• Task to complete:
Reproduce the listing below word for word, with no pictures.

• Entries shown:
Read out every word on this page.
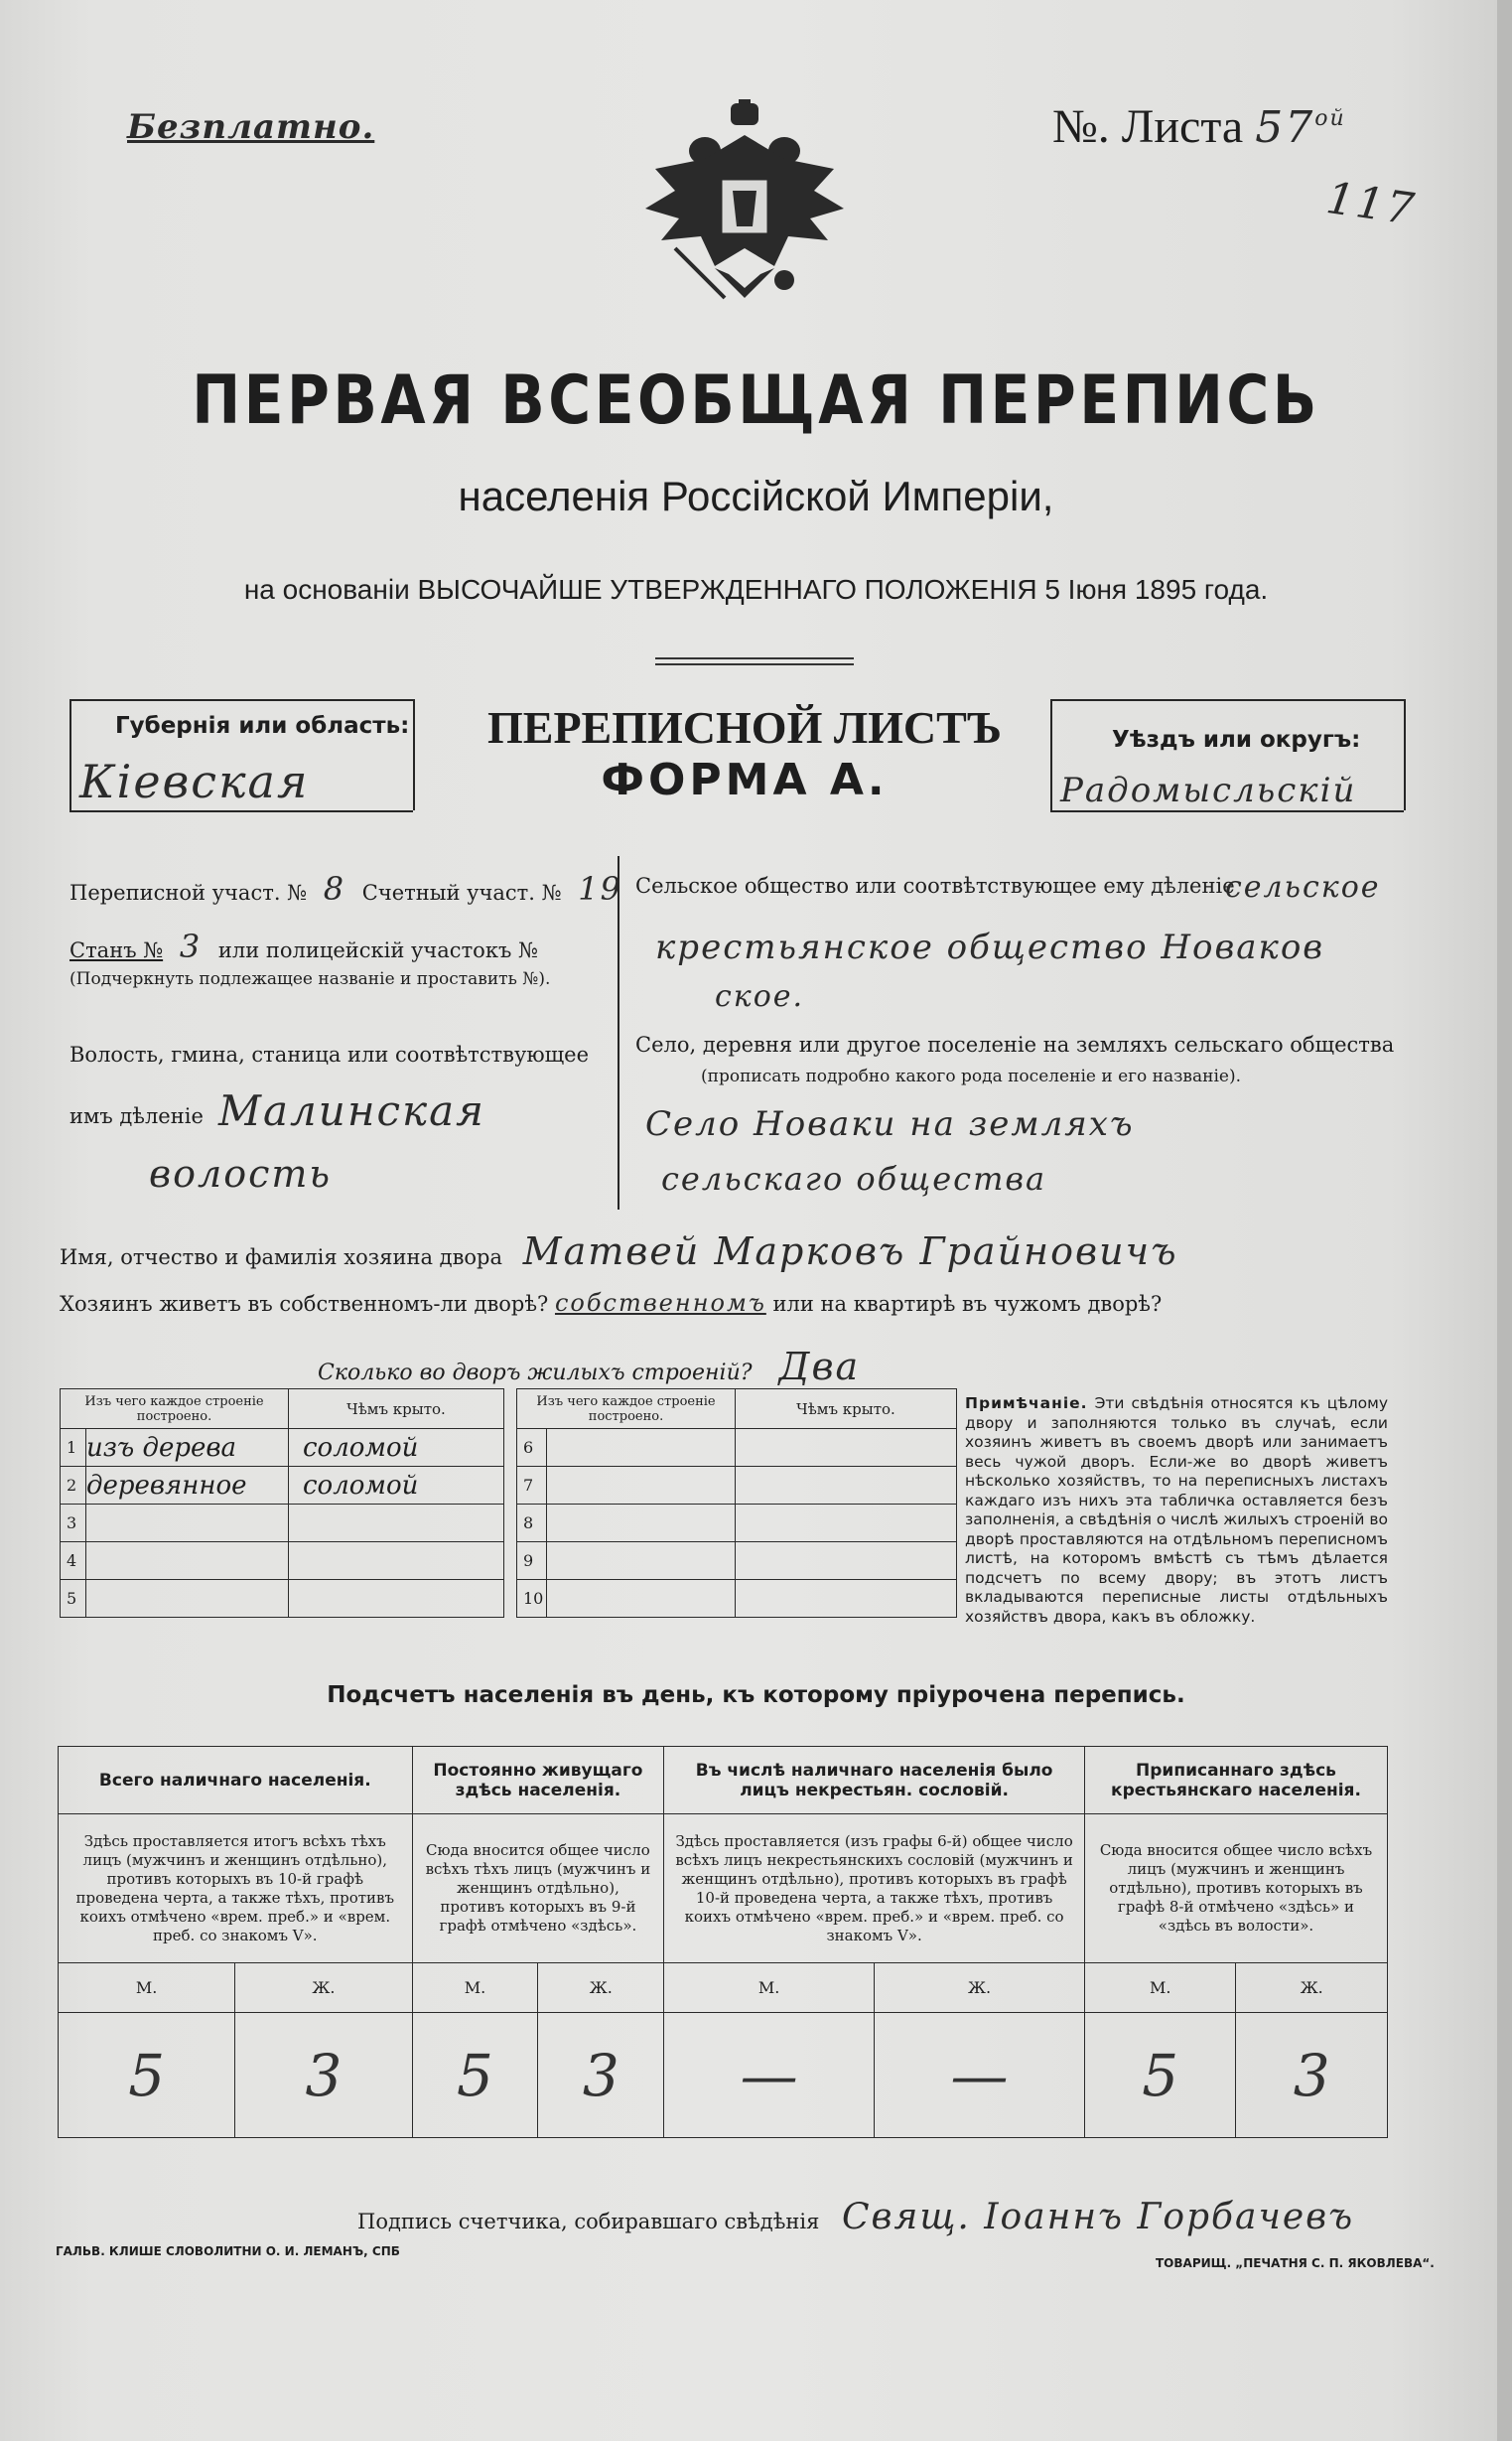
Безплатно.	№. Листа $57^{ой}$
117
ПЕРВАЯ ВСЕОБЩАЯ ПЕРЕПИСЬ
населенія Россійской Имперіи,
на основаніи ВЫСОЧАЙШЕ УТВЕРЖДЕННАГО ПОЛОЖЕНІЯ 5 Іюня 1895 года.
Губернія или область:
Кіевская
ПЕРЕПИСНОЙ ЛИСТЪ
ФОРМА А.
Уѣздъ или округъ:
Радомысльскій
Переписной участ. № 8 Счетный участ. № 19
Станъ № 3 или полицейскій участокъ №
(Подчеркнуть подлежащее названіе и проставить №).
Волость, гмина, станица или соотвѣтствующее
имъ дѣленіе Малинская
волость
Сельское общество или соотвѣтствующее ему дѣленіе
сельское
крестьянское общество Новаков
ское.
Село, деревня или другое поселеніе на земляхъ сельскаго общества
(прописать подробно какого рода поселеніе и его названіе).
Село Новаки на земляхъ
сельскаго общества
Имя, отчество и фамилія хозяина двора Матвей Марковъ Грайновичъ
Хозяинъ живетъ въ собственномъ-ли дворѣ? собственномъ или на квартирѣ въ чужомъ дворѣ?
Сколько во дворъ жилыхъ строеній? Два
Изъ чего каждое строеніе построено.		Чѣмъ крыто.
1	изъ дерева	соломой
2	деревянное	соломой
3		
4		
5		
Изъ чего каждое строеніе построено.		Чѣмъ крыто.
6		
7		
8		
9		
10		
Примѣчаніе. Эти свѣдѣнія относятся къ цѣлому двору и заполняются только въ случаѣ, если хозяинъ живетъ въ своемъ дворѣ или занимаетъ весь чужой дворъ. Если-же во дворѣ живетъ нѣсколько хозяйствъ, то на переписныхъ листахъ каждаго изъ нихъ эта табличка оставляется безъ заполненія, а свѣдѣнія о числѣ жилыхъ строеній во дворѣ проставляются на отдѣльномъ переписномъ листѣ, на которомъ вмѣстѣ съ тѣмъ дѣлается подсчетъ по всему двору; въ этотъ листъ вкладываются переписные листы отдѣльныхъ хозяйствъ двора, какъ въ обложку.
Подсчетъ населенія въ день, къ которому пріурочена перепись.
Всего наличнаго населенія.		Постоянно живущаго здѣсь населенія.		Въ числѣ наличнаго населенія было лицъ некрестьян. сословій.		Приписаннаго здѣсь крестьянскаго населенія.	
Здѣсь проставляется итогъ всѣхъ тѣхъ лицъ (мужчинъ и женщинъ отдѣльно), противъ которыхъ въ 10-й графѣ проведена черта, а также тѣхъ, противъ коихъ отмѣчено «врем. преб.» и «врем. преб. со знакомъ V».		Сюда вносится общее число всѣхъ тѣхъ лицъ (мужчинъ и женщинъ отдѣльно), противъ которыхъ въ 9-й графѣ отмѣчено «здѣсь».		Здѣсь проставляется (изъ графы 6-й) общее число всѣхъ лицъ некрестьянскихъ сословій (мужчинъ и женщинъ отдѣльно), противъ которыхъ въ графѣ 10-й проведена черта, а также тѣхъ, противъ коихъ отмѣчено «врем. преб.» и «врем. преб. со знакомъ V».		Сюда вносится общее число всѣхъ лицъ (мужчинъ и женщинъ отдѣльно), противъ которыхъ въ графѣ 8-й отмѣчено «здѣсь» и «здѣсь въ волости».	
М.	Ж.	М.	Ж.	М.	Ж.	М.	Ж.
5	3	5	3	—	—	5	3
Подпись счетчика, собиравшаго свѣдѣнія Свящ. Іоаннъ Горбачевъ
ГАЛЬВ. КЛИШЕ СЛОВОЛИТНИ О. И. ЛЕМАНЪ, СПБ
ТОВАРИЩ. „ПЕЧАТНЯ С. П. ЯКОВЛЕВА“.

• Solved problem:
Read out every word on this page.
Безплатно.	№. Листа $57^{ой}$
117
ПЕРВАЯ ВСЕОБЩАЯ ПЕРЕПИСЬ
населенія Россійской Имперіи,
на основаніи ВЫСОЧАЙШЕ УТВЕРЖДЕННАГО ПОЛОЖЕНІЯ 5 Іюня 1895 года.
Губернія или область:
Кіевская
ПЕРЕПИСНОЙ ЛИСТЪ
ФОРМА А.
Уѣздъ или округъ:
Радомысльскій
Переписной участ. № 8 Счетный участ. № 19
Станъ № 3 или полицейскій участокъ №
(Подчеркнуть подлежащее названіе и проставить №).
Волость, гмина, станица или соотвѣтствующее
имъ дѣленіе Малинская
волость
Сельское общество или соотвѣтствующее ему дѣленіе
сельское
крестьянское общество Новаков
ское.
Село, деревня или другое поселеніе на земляхъ сельскаго общества
(прописать подробно какого рода поселеніе и его названіе).
Село Новаки на земляхъ
сельскаго общества
Имя, отчество и фамилія хозяина двора Матвей Марковъ Грайновичъ
Хозяинъ живетъ въ собственномъ-ли дворѣ? собственномъ или на квартирѣ въ чужомъ дворѣ?
Сколько во дворъ жилыхъ строеній? Два
Изъ чего каждое строеніе построено.		Чѣмъ крыто.
1	изъ дерева	соломой
2	деревянное	соломой
3		
4		
5		
Изъ чего каждое строеніе построено.		Чѣмъ крыто.
6		
7		
8		
9		
10		
Примѣчаніе. Эти свѣдѣнія относятся къ цѣлому двору и заполняются только въ случаѣ, если хозяинъ живетъ въ своемъ дворѣ или занимаетъ весь чужой дворъ. Если-же во дворѣ живетъ нѣсколько хозяйствъ, то на переписныхъ листахъ каждаго изъ нихъ эта табличка оставляется безъ заполненія, а свѣдѣнія о числѣ жилыхъ строеній во дворѣ проставляются на отдѣльномъ переписномъ листѣ, на которомъ вмѣстѣ съ тѣмъ дѣлается подсчетъ по всему двору; въ этотъ листъ вкладываются переписные листы отдѣльныхъ хозяйствъ двора, какъ въ обложку.
Подсчетъ населенія въ день, къ которому пріурочена перепись.
Всего наличнаго населенія.		Постоянно живущаго здѣсь населенія.		Въ числѣ наличнаго населенія было лицъ некрестьян. сословій.		Приписаннаго здѣсь крестьянскаго населенія.	
Здѣсь проставляется итогъ всѣхъ тѣхъ лицъ (мужчинъ и женщинъ отдѣльно), противъ которыхъ въ 10-й графѣ проведена черта, а также тѣхъ, противъ коихъ отмѣчено «врем. преб.» и «врем. преб. со знакомъ V».		Сюда вносится общее число всѣхъ тѣхъ лицъ (мужчинъ и женщинъ отдѣльно), противъ которыхъ въ 9-й графѣ отмѣчено «здѣсь».		Здѣсь проставляется (изъ графы 6-й) общее число всѣхъ лицъ некрестьянскихъ сословій (мужчинъ и женщинъ отдѣльно), противъ которыхъ въ графѣ 10-й проведена черта, а также тѣхъ, противъ коихъ отмѣчено «врем. преб.» и «врем. преб. со знакомъ V».		Сюда вносится общее число всѣхъ лицъ (мужчинъ и женщинъ отдѣльно), противъ которыхъ въ графѣ 8-й отмѣчено «здѣсь» и «здѣсь въ волости».	
М.	Ж.	М.	Ж.	М.	Ж.	М.	Ж.
5	3	5	3	—	—	5	3
Подпись счетчика, собиравшаго свѣдѣнія Свящ. Іоаннъ Горбачевъ
ГАЛЬВ. КЛИШЕ СЛОВОЛИТНИ О. И. ЛЕМАНЪ, СПБ
ТОВАРИЩ. „ПЕЧАТНЯ С. П. ЯКОВЛЕВА“.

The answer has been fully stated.